■ **RECORDS FOR THE TASK**:
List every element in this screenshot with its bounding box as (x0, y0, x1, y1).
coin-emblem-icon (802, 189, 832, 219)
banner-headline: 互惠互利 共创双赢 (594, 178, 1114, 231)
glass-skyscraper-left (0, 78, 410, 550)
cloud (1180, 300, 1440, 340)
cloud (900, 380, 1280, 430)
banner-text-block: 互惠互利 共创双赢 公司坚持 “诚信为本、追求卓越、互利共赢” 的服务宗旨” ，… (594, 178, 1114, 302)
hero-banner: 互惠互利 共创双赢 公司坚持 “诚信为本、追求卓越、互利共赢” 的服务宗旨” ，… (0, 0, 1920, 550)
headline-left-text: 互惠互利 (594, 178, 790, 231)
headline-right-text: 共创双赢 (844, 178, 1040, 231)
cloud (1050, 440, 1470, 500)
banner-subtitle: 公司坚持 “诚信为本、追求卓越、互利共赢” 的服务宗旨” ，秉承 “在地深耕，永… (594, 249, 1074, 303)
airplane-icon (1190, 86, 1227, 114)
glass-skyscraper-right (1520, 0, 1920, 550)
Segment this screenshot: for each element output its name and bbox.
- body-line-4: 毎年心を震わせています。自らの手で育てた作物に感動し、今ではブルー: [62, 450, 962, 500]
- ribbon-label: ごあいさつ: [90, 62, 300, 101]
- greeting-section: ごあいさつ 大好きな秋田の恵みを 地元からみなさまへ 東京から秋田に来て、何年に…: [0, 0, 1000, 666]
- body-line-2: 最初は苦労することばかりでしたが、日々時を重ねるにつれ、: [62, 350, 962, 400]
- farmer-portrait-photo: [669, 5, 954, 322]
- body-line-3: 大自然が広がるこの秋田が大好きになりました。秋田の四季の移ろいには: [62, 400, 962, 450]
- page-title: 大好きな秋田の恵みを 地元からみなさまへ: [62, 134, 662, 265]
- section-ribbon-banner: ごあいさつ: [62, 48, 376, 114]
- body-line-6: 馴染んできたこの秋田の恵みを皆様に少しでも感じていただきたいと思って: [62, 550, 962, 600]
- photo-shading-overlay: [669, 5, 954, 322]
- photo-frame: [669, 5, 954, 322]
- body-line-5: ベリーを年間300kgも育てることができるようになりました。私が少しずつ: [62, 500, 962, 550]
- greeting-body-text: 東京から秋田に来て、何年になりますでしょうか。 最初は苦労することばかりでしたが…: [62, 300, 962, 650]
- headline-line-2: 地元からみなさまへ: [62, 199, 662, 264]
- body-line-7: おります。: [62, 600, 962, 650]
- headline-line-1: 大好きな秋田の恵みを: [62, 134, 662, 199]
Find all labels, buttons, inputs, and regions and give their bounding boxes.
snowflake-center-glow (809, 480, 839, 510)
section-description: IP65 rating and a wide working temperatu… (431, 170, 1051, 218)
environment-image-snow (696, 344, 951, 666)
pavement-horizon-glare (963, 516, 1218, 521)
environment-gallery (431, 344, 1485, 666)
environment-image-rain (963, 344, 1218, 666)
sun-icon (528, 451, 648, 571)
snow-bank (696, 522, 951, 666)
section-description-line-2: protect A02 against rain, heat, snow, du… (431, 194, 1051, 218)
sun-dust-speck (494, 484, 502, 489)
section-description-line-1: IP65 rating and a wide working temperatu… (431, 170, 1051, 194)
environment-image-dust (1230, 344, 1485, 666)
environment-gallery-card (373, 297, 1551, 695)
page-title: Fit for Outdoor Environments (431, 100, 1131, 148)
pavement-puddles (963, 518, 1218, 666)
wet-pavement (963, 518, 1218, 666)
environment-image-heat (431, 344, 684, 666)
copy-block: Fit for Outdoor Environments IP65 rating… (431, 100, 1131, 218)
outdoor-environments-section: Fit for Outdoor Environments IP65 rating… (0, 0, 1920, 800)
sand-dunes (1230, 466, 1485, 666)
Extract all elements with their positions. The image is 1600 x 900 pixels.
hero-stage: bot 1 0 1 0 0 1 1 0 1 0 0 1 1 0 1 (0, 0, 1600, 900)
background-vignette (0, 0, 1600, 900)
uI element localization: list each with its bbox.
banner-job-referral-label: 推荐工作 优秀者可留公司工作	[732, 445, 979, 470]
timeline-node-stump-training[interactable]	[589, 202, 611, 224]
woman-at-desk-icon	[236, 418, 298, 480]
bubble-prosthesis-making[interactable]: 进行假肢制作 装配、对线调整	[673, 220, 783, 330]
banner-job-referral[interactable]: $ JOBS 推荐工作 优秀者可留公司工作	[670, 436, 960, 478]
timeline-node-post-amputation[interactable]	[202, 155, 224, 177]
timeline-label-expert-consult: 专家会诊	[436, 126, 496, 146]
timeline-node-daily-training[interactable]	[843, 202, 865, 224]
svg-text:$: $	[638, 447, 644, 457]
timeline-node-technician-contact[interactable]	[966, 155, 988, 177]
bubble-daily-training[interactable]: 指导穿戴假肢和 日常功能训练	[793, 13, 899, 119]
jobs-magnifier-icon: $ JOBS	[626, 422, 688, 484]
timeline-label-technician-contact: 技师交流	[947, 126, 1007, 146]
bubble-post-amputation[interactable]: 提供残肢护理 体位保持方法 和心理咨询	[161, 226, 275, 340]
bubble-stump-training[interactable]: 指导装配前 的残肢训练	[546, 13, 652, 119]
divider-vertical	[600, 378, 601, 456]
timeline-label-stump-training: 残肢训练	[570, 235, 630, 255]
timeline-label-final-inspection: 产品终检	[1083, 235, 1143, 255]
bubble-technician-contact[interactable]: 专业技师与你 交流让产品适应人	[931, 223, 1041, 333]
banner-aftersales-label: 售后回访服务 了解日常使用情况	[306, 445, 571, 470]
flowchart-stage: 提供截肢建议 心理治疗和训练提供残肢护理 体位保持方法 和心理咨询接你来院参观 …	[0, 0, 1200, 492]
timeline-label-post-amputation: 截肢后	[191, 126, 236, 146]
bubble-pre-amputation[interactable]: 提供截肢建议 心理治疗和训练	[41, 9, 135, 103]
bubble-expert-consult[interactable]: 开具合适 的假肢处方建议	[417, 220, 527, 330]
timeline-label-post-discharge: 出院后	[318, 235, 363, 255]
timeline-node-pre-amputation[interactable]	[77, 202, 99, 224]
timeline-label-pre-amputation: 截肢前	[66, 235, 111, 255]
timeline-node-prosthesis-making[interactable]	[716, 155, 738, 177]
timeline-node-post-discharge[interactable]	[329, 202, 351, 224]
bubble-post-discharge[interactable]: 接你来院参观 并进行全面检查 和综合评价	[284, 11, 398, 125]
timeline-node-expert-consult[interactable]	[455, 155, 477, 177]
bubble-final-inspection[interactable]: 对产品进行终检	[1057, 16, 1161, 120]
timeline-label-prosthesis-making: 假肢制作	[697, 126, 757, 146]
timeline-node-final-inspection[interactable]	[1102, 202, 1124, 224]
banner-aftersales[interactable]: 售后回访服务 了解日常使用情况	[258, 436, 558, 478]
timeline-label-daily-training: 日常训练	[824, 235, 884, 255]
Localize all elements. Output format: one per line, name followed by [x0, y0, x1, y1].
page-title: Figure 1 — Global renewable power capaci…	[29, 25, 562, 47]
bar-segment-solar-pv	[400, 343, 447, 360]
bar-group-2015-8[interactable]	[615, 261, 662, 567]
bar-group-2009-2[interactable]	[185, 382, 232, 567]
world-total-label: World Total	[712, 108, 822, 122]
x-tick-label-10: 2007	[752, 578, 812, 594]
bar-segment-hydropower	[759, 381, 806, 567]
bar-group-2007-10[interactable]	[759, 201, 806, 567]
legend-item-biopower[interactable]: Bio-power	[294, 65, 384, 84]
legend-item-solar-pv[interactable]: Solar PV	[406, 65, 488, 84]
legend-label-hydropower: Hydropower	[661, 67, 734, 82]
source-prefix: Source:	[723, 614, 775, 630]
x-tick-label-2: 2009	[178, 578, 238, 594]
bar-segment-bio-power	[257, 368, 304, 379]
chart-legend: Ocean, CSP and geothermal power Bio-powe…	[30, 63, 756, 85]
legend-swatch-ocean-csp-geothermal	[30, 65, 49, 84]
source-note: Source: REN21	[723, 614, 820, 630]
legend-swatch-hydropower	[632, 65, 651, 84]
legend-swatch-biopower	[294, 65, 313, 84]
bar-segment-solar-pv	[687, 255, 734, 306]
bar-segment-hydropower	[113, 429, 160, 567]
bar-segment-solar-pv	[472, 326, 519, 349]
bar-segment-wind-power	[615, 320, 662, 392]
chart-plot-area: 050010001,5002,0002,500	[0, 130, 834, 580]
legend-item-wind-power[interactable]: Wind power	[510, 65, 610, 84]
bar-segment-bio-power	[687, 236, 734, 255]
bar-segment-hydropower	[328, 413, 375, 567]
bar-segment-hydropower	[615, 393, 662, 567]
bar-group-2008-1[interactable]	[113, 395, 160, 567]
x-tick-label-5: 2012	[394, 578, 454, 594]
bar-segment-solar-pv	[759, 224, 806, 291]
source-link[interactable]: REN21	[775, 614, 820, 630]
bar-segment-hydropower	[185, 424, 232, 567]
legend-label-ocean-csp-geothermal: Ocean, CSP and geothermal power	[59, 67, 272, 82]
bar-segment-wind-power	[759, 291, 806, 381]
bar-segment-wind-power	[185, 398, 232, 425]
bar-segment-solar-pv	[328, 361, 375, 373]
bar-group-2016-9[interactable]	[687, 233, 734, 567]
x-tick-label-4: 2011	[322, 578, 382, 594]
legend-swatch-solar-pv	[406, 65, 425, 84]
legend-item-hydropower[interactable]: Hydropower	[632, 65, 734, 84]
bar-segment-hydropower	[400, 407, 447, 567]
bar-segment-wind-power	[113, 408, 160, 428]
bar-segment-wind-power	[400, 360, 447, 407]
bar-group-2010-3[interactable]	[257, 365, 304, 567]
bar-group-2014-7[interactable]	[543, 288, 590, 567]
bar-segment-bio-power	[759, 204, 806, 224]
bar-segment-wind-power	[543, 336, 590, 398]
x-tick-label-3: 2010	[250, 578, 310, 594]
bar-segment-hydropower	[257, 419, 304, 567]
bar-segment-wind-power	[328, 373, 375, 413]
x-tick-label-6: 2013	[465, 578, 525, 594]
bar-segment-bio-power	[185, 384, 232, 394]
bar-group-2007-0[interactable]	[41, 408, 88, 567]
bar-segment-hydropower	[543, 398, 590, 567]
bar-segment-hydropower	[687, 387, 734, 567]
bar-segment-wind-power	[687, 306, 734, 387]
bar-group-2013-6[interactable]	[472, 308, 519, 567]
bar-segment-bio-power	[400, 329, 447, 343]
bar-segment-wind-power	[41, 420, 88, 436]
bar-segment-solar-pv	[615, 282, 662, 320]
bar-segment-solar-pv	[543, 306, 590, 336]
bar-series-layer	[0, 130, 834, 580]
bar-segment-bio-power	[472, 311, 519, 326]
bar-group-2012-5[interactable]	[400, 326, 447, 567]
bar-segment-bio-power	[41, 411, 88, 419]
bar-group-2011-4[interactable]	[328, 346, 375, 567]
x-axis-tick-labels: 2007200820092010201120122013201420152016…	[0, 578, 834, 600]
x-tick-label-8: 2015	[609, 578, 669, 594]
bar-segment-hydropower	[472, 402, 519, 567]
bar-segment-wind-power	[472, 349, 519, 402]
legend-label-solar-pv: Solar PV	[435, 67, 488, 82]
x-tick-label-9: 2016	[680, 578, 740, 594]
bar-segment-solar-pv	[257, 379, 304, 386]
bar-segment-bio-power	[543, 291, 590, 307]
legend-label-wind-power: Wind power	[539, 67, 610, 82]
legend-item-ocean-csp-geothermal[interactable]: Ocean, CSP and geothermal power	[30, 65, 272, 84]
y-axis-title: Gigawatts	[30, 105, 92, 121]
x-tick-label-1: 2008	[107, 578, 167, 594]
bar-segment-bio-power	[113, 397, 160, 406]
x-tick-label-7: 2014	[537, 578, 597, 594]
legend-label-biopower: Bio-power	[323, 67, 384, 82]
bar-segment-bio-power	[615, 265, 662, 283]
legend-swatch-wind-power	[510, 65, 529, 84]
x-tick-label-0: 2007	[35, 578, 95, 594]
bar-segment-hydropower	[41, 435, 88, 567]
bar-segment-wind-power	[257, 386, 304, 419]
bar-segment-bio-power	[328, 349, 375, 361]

■ **WORK TO DO**: Rewrite the records as a Markdown table, starting at the first line and ending with the line containing "hero-banner: 互惠互利 共创双赢", including both ends. Use the columns Row and Entry, number each line, and leave out any blank lines.

■ **RESULT OF THE TASK**:
| Row | Entry |
|---|---|
| 1 | List every element in this screenshot with its bounding box as (x0, y0, x1, y1). |
| 2 | coin-emblem-icon (802, 189, 832, 219) |
| 3 | banner-headline: 互惠互利 共创双赢 (594, 178, 1114, 231) |
| 4 | glass-skyscraper-left (0, 78, 410, 550) |
| 5 | cloud (1180, 300, 1440, 340) |
| 6 | cloud (900, 380, 1280, 430) |
| 7 | banner-text-block: 互惠互利 共创双赢 公司坚持 “诚信为本、追求卓越、互利共赢” 的服务宗旨” ，… (594, 178, 1114, 302) |
| 8 | hero-banner: 互惠互利 共创双赢 公司坚持 “诚信为本、追求卓越、互利共赢” 的服务宗旨” ，… (0, 0, 1920, 550) |